Live content is still early, even if it feels old

They talk about how strange it is that livestreaming can feel both mature and still underbuilt, despite Twitch, Ustream, and years of precedent. Gary says it’s “always the beginning,” and the hosts give a concrete example: a daily live cooking show with a real set, multiple cameras, a fixed time, and guests could still become a serious media business. The format isn’t the moat by itself — breaking through is still hard — but they both see huge open space if creators add just a little more production and consistency.

AI lowers the bar online — so where does the edge move?

The hosts bring up GPT image tools and how they’ve basically democratized high-quality product photography, erasing one old signal of entrepreneurial competence. Gary doesn’t deny the flood is coming; he says everyone will soon be able to make video, image, and audio at a level that would have seemed absurd a few years ago. But his historical framing is the interesting part: electricity, typewriters, computers, mobile, open source, social, and now AI all reshuffle advantage, and the scrappy people don’t disappear — they just redeploy that scrappiness somewhere new.
########################################
**Exercise tasks**
1. Repeat word for word the part of the livestreaming and AI passage starting with "AI lowers the" and going on through "scrappiness somewhere new.".
2. Extend the livestreaming and AI passage past its final sentence, carrying on in the same style.

[Document layout detection data]
########################################
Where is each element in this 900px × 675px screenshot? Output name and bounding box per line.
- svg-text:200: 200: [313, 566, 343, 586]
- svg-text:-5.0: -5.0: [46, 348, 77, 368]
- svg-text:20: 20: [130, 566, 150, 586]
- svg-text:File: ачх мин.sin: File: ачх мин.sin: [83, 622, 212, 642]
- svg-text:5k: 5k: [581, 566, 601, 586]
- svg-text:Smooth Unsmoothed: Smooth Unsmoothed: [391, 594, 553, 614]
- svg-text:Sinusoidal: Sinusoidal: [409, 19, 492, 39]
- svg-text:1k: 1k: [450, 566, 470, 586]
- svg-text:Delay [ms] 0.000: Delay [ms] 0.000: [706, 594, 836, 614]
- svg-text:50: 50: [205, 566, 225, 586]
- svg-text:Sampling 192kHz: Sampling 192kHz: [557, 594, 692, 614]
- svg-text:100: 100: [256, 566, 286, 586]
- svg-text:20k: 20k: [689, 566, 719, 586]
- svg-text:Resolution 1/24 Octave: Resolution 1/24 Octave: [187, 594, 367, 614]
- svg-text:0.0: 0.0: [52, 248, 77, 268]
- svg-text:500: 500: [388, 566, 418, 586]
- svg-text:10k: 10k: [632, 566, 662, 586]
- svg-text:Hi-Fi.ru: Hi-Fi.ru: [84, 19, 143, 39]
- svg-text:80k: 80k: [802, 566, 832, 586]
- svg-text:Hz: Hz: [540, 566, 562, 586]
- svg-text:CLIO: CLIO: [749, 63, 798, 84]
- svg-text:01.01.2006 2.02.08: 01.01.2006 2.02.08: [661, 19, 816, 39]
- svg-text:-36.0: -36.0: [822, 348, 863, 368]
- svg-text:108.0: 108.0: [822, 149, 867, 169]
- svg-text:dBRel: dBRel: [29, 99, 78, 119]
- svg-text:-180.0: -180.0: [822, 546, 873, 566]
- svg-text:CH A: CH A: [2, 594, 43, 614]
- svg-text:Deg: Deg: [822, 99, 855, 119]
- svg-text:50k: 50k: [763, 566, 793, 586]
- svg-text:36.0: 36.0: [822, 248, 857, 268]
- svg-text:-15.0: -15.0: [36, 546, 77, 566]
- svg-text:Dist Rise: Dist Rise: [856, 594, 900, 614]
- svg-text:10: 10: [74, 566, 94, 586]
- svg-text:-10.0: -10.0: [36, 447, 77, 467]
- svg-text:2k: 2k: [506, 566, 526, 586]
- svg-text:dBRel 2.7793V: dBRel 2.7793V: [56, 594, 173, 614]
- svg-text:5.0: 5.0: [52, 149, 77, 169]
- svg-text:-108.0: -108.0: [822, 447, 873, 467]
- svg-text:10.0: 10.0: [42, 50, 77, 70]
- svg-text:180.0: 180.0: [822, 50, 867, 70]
########################################
**Answer section**
1.
AI lowers the bar online — so where does the edge move?

The hosts bring up GPT image tools and how they’ve basically democratized high-quality product photography, erasing one old signal of entrepreneurial competence. Gary doesn’t deny the flood is coming; he says everyone will soon be able to make video, image, and audio at a level that would have seemed absurd a few years ago. But his historical framing is the interesting part: electricity, typewriters, computers, mobile, open source, social, and now AI all reshuffle advantage, and the scrappy people don’t disappear — they just redeploy that scrappiness somewhere new.

2.
The big thesis: extreme AI creates extreme analog

This is the core of the episode. Gary says he sees a “barbell” where the faster AI advances, the more people crave physical, trustworthy, tactile experiences: retail, events, venues, restaurants, flip phones, vinyl, and collectibles. He even talks about wanting a restaurant where you check your phone at the door and sit at communal tables, because within five years he thinks people may not trust “a single video” online without wondering if it’s fake.

Why vinyl, collectibles, and backlash matter

Asked about vinyl surpassing $1 billion in annual sales, Gary says the explanation is both decorative and deeper: yes, some people want wall art or collectibles, but a lot of this is a subconscious pushback against infinite digital feeds. He connects that same dynamic to consumer backlash when big brands use obvious AI creative — mentioning companies like McDonald’s getting heat — because people are scared AI will take their jobs and they react emotionally. His larger belief is optimistic: humans self-correct better than we give ourselves credit for.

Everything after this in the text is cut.